* [PROBLEM TO WORK ON] Copy all of the material below exactly.

* [Records from a data collection]

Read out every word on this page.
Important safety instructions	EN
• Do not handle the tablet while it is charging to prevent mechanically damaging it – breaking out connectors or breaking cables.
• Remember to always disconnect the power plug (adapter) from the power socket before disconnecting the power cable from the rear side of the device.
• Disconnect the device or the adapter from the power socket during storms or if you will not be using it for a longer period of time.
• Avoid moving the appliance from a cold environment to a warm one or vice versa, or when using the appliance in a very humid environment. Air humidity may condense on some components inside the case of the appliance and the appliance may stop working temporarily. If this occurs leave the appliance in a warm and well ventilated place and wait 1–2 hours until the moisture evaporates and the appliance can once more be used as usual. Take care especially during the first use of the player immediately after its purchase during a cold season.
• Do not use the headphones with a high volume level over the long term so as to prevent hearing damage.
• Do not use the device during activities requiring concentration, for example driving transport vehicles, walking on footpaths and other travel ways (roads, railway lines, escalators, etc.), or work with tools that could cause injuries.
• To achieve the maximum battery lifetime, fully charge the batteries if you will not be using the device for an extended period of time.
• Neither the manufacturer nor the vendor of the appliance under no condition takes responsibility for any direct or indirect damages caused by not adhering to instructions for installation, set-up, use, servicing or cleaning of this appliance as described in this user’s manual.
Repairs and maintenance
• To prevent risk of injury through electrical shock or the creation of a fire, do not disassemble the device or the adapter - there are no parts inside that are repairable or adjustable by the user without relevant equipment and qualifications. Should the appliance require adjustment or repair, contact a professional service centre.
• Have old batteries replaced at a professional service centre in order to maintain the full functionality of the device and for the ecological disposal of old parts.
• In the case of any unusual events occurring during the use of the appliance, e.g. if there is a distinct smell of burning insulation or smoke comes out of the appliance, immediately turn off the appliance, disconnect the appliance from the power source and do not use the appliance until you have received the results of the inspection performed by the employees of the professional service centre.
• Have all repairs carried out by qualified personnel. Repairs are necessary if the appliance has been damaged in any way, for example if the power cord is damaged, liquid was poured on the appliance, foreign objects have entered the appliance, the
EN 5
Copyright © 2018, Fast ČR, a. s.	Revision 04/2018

* [REPLY TO THE EXERCISE]
Read out every word on this page.
Important safety instructions	EN
• Do not handle the tablet while it is charging to prevent mechanically damaging it – breaking out connectors or breaking cables.
• Remember to always disconnect the power plug (adapter) from the power socket before disconnecting the power cable from the rear side of the device.
• Disconnect the device or the adapter from the power socket during storms or if you will not be using it for a longer period of time.
• Avoid moving the appliance from a cold environment to a warm one or vice versa, or when using the appliance in a very humid environment. Air humidity may condense on some components inside the case of the appliance and the appliance may stop working temporarily. If this occurs leave the appliance in a warm and well ventilated place and wait 1–2 hours until the moisture evaporates and the appliance can once more be used as usual. Take care especially during the first use of the player immediately after its purchase during a cold season.
• Do not use the headphones with a high volume level over the long term so as to prevent hearing damage.
• Do not use the device during activities requiring concentration, for example driving transport vehicles, walking on footpaths and other travel ways (roads, railway lines, escalators, etc.), or work with tools that could cause injuries.
• To achieve the maximum battery lifetime, fully charge the batteries if you will not be using the device for an extended period of time.
• Neither the manufacturer nor the vendor of the appliance under no condition takes responsibility for any direct or indirect damages caused by not adhering to instructions for installation, set-up, use, servicing or cleaning of this appliance as described in this user’s manual.
Repairs and maintenance
• To prevent risk of injury through electrical shock or the creation of a fire, do not disassemble the device or the adapter - there are no parts inside that are repairable or adjustable by the user without relevant equipment and qualifications. Should the appliance require adjustment or repair, contact a professional service centre.
• Have old batteries replaced at a professional service centre in order to maintain the full functionality of the device and for the ecological disposal of old parts.
• In the case of any unusual events occurring during the use of the appliance, e.g. if there is a distinct smell of burning insulation or smoke comes out of the appliance, immediately turn off the appliance, disconnect the appliance from the power source and do not use the appliance until you have received the results of the inspection performed by the employees of the professional service centre.
• Have all repairs carried out by qualified personnel. Repairs are necessary if the appliance has been damaged in any way, for example if the power cord is damaged, liquid was poured on the appliance, foreign objects have entered the appliance, the
EN 5
Copyright © 2018, Fast ČR, a. s.	Revision 04/2018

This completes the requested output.